→ **REQUEST**: Count lines, not occurrences: give the number of lines holding the word "left", and nothing besides.

------ SOURCE RECORDS

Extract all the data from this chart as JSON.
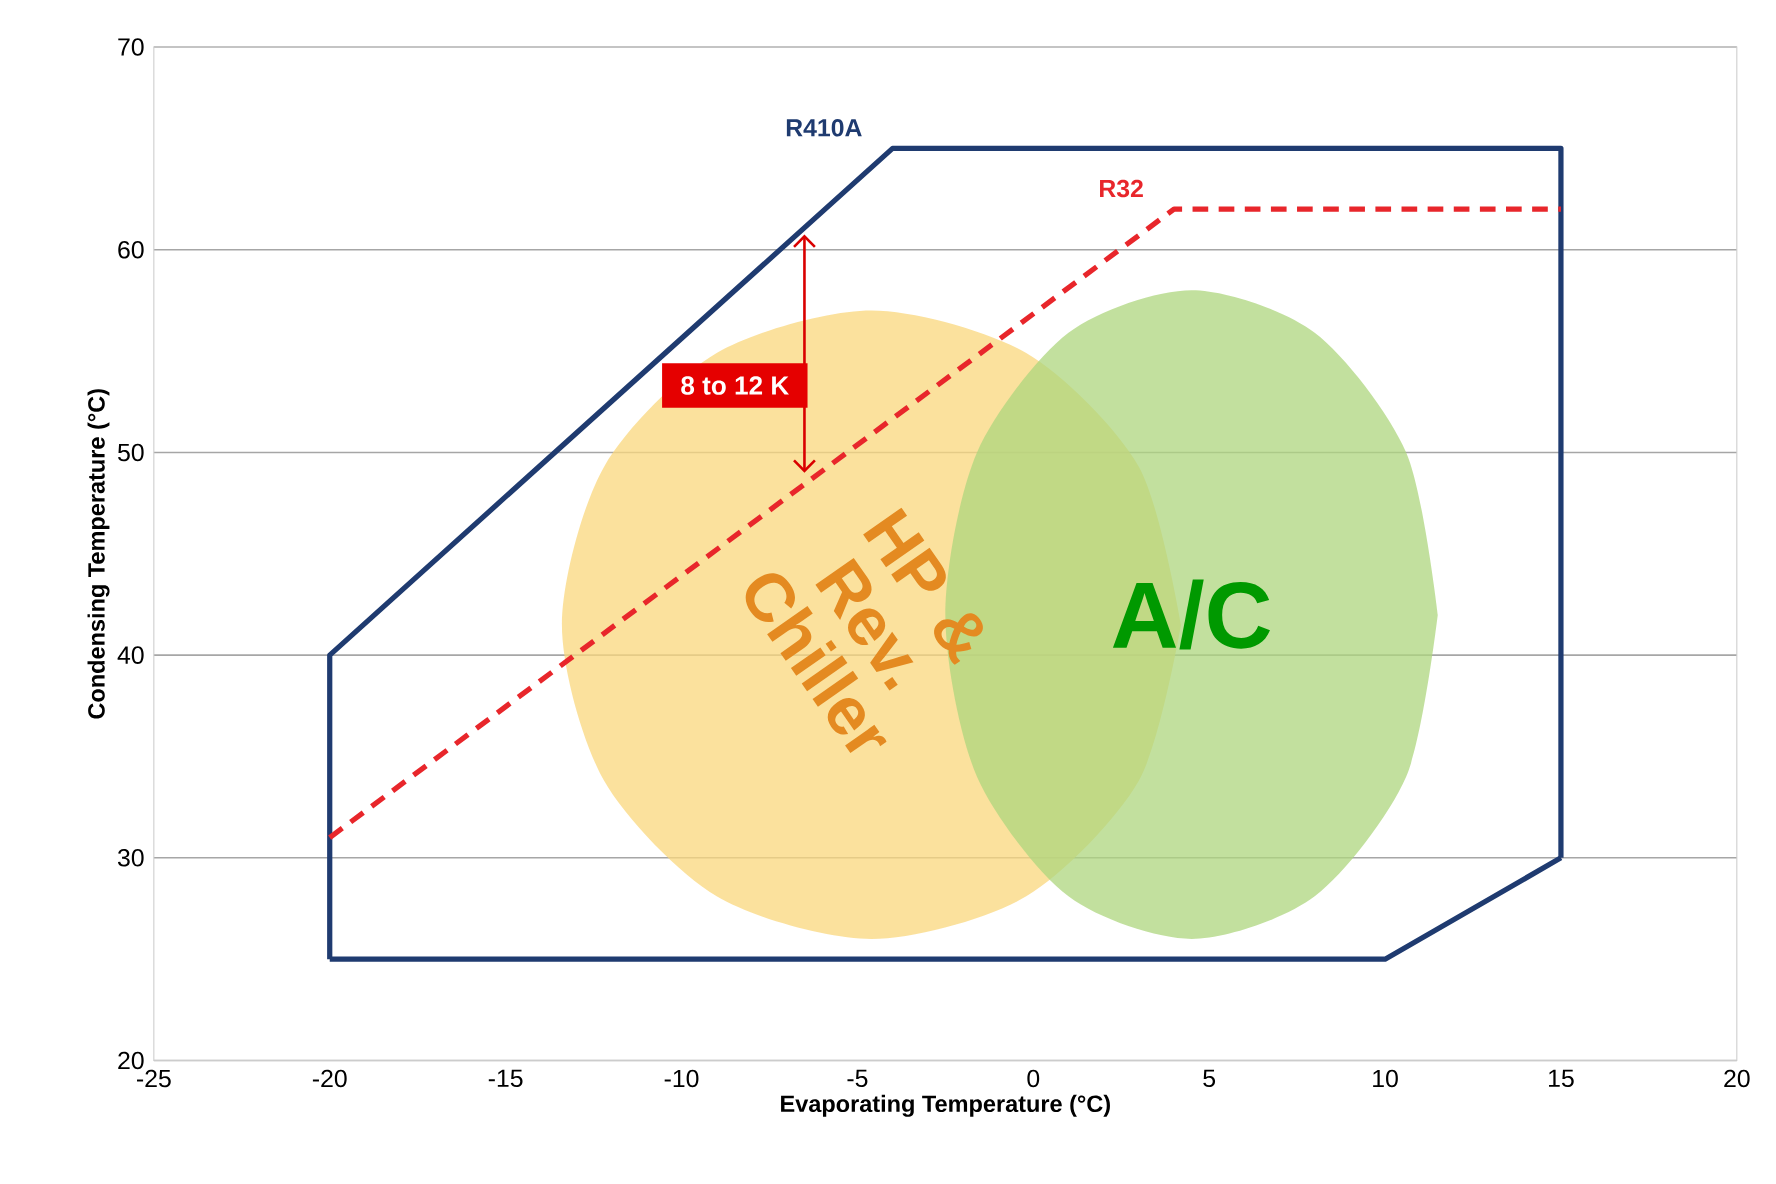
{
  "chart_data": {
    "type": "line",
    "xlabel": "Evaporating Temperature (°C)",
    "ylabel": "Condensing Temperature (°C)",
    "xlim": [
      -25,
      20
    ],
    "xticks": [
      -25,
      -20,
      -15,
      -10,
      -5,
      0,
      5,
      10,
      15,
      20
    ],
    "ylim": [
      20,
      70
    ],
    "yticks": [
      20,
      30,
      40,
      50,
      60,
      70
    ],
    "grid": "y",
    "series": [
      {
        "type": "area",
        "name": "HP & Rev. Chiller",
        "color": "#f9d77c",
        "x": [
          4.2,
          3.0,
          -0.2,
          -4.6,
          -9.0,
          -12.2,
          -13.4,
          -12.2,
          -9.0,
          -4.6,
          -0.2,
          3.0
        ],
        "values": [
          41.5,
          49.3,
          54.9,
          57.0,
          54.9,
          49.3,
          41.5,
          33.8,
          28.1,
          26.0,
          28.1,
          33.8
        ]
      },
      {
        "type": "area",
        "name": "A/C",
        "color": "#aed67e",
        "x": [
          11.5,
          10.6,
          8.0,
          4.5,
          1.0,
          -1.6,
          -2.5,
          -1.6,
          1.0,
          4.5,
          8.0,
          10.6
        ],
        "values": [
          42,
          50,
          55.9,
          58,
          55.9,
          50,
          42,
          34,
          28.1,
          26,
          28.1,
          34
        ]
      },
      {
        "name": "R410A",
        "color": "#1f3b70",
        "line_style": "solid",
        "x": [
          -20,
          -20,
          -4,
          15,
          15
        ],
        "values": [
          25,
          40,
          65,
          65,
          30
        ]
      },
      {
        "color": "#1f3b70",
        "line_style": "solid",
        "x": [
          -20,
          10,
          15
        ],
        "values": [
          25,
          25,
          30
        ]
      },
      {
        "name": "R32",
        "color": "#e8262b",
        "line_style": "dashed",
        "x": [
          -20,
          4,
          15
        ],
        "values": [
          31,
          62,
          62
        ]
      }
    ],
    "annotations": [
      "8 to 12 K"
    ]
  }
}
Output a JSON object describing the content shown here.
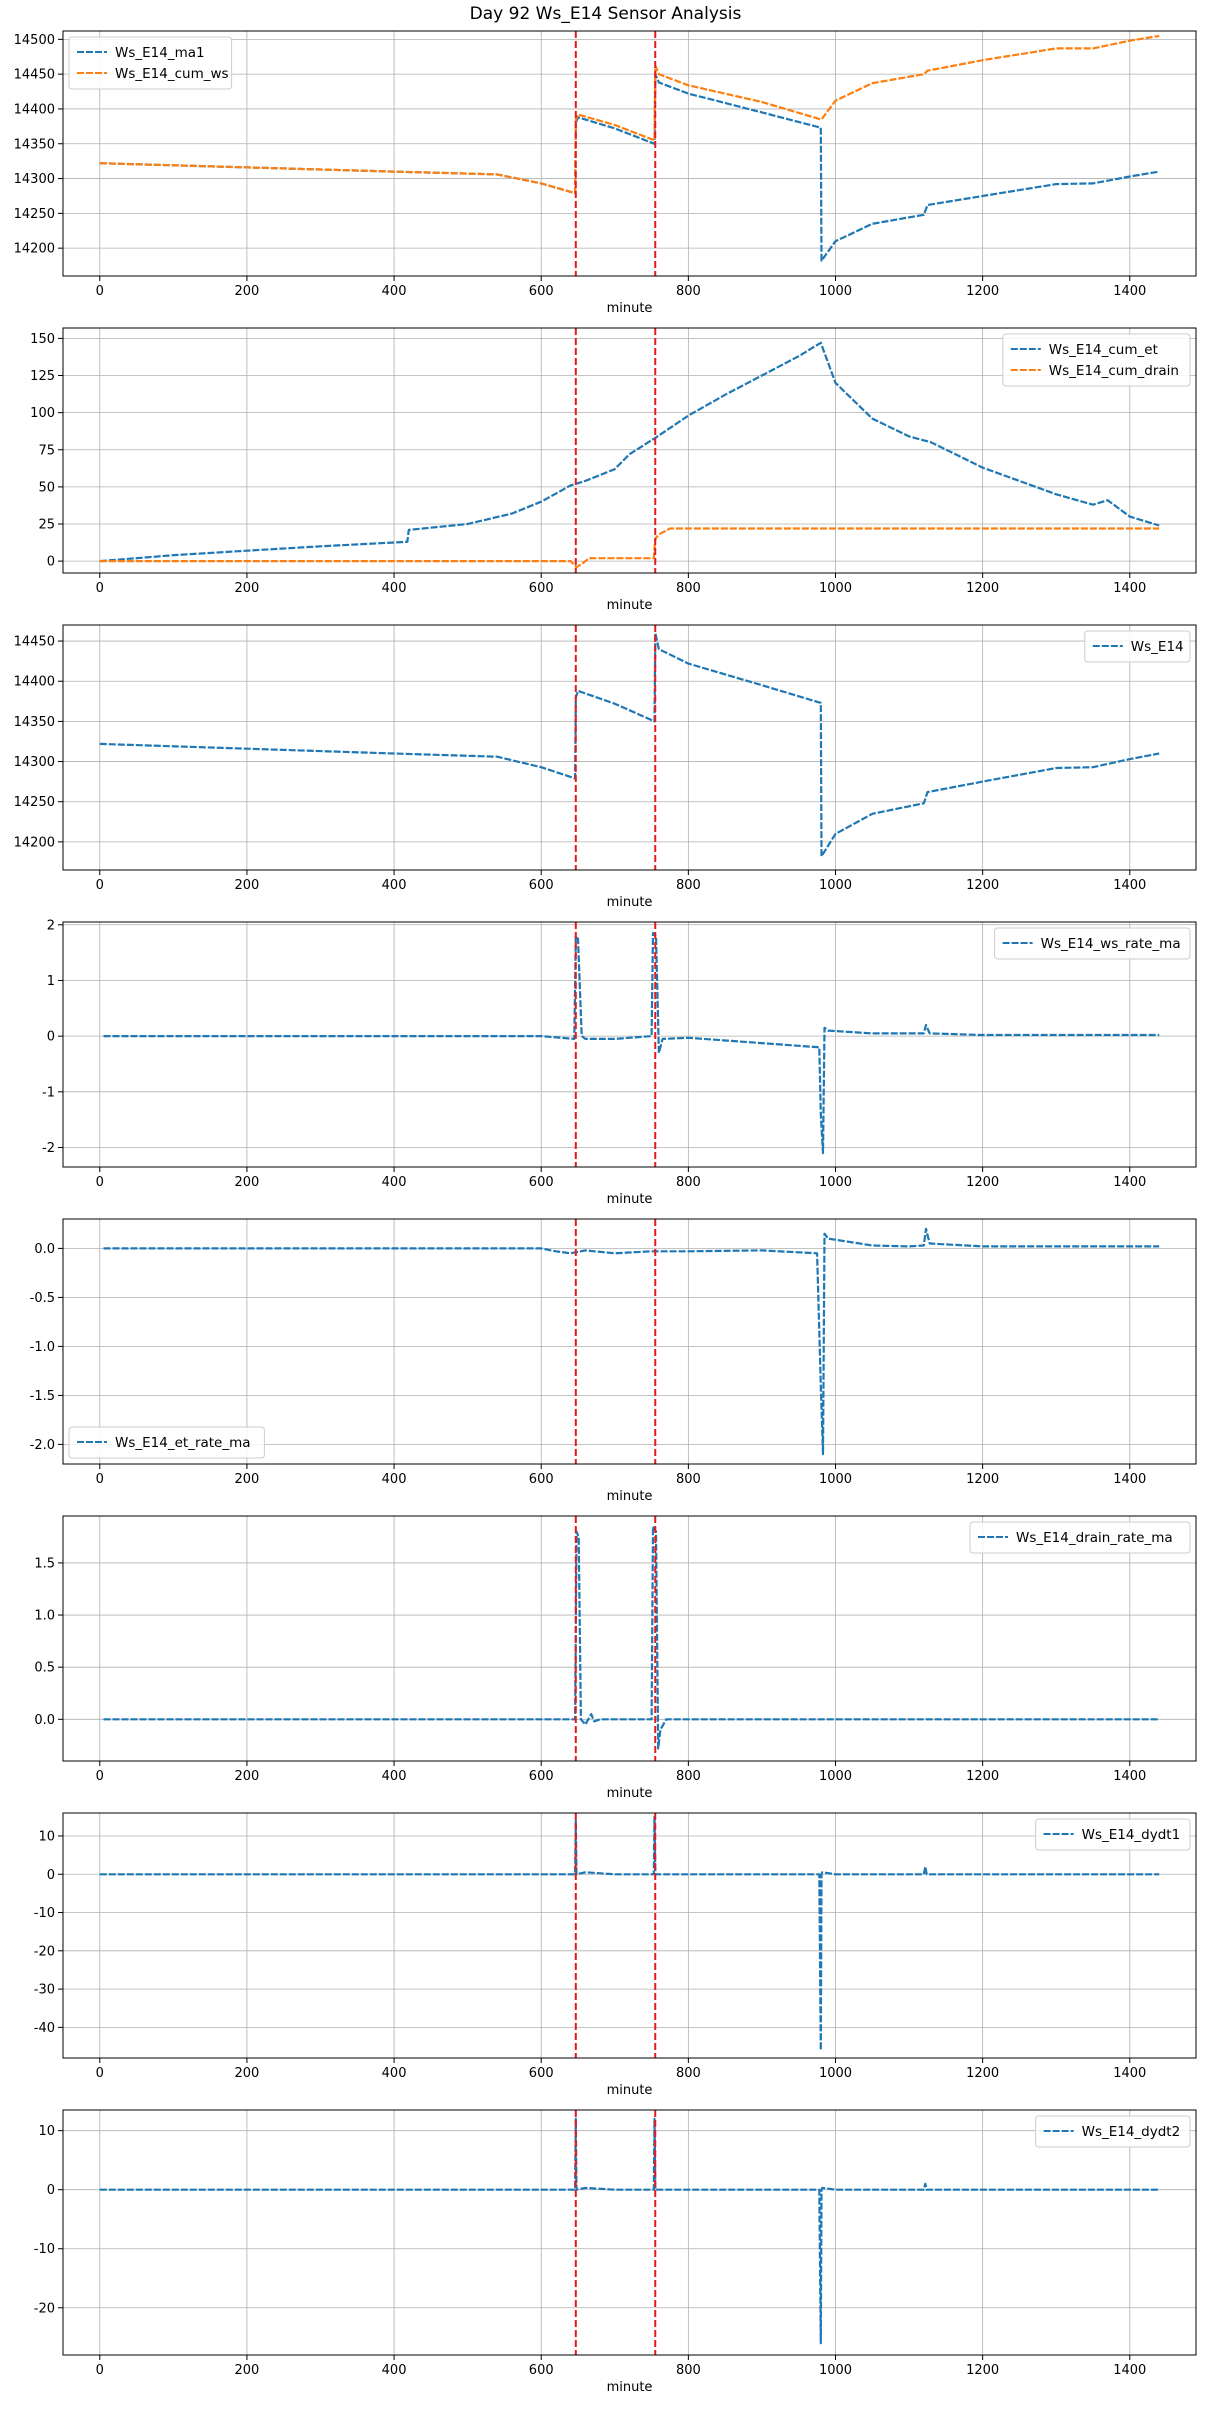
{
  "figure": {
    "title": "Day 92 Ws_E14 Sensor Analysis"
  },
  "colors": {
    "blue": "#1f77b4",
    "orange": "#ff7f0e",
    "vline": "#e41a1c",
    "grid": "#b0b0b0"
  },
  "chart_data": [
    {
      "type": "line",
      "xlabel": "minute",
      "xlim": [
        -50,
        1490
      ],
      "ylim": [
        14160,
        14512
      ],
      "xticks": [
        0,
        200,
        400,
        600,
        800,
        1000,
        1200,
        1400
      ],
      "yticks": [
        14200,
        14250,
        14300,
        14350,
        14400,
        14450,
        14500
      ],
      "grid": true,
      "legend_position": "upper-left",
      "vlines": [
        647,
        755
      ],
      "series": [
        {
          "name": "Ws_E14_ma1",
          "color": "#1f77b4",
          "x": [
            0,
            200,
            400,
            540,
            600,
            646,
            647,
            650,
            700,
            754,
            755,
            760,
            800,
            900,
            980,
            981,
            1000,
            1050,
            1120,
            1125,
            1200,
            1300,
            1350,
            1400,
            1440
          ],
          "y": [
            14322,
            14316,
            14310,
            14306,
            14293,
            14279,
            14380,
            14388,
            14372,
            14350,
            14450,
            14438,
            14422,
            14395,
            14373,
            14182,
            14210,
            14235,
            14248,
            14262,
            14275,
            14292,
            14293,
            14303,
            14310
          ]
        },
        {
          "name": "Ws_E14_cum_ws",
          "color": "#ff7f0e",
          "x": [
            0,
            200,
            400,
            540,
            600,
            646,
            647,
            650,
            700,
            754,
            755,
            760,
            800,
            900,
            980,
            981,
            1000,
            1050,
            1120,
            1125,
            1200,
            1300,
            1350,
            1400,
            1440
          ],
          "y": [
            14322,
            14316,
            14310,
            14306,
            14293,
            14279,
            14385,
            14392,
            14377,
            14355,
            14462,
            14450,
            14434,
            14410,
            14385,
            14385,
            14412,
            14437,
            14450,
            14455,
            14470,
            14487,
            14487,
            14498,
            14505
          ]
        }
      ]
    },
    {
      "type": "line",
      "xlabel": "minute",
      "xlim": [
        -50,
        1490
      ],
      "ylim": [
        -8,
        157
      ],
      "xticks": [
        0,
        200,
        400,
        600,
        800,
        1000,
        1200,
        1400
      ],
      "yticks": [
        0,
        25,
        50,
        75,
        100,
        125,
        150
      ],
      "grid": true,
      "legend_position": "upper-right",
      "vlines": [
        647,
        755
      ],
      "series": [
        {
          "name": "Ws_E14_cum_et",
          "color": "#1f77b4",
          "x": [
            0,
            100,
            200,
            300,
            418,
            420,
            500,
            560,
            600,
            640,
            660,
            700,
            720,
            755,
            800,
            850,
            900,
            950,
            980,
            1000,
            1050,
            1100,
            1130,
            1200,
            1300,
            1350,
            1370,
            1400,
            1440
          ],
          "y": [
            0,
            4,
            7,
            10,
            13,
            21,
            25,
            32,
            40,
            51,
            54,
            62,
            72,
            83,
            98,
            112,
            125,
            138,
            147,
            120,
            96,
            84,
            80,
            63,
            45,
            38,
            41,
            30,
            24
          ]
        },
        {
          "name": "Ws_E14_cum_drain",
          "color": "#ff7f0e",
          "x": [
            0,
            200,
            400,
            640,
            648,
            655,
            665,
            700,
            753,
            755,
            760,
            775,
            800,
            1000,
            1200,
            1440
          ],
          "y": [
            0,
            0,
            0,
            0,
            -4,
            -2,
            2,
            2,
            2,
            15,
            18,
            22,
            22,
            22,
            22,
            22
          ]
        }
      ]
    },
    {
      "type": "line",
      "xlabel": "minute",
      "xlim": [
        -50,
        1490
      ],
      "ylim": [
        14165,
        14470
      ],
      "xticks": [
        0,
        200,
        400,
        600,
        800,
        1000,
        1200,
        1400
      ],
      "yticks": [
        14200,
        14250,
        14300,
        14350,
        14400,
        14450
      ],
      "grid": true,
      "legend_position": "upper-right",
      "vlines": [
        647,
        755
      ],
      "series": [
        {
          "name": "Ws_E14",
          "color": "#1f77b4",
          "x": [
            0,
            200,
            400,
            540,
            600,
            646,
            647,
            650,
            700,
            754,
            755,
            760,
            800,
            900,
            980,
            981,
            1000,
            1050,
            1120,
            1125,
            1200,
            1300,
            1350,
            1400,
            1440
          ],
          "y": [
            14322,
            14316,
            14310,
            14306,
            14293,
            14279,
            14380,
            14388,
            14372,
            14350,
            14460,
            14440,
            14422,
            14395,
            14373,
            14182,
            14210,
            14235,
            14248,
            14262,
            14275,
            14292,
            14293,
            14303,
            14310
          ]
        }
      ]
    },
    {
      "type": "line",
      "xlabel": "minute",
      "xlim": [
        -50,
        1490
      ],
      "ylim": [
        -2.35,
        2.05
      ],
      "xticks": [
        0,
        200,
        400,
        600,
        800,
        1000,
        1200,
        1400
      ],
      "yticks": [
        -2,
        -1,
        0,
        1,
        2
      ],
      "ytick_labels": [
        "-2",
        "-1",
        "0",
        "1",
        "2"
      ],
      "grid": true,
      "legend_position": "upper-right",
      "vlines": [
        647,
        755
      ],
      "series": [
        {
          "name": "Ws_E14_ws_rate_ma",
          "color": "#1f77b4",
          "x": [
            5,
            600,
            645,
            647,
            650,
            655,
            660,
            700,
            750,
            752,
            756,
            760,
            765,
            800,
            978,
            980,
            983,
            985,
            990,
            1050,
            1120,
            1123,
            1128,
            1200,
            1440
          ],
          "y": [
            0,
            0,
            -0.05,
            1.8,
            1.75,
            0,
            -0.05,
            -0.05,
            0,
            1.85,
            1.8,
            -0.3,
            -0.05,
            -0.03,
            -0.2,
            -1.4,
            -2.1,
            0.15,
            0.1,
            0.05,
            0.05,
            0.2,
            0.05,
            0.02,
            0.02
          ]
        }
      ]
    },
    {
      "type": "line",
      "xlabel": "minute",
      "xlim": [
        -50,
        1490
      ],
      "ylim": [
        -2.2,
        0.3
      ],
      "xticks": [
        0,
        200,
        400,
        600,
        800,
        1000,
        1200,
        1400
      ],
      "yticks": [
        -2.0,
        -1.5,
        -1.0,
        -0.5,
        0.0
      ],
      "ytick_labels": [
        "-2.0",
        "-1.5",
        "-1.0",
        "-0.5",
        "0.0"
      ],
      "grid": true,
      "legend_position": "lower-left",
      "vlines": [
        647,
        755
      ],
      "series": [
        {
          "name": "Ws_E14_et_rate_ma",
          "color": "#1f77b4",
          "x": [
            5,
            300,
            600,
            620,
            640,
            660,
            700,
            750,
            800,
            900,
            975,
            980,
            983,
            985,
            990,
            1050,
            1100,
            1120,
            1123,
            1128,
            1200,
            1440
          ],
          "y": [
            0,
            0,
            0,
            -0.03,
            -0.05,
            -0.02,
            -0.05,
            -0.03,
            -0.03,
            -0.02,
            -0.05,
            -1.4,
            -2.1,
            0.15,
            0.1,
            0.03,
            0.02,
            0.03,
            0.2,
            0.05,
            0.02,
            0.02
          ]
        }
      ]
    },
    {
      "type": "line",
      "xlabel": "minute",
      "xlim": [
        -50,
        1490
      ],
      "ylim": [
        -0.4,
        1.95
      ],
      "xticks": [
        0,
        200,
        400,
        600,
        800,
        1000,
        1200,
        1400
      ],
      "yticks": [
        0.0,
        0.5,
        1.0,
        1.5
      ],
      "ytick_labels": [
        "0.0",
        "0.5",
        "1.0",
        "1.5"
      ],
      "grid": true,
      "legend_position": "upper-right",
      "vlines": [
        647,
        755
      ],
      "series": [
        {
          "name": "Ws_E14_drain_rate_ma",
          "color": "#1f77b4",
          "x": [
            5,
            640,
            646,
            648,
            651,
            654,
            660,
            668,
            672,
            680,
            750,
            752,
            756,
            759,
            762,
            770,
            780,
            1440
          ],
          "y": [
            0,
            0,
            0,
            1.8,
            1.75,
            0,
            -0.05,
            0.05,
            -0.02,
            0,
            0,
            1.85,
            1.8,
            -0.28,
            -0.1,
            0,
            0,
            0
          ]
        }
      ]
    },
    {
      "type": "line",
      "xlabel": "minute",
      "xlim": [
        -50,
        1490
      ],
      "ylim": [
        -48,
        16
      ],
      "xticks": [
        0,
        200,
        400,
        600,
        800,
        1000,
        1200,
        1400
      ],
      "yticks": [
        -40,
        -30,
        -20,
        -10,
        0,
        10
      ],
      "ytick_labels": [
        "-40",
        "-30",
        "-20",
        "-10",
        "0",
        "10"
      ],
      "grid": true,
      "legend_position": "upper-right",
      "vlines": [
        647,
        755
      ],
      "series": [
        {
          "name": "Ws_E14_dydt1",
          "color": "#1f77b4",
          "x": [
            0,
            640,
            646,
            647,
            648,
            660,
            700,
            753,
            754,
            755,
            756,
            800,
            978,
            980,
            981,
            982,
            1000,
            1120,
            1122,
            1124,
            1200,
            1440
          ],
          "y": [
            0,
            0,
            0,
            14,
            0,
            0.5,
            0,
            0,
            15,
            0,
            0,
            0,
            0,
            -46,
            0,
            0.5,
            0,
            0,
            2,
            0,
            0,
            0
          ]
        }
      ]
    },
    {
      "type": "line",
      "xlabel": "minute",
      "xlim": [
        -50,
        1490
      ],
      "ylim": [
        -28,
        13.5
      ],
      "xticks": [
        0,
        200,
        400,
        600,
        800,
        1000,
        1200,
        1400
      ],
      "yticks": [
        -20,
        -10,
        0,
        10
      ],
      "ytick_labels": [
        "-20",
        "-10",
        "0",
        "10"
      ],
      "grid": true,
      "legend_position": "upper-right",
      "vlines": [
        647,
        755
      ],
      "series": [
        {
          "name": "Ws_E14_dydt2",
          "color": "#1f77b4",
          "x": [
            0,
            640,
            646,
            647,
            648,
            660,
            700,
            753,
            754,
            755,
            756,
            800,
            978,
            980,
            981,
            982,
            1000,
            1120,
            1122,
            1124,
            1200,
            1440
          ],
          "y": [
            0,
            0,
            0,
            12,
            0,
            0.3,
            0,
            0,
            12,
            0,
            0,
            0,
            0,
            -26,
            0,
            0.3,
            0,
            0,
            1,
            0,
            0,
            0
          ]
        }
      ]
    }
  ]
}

------------

→ **ANSWER FOR THIS EXERCISE**: 2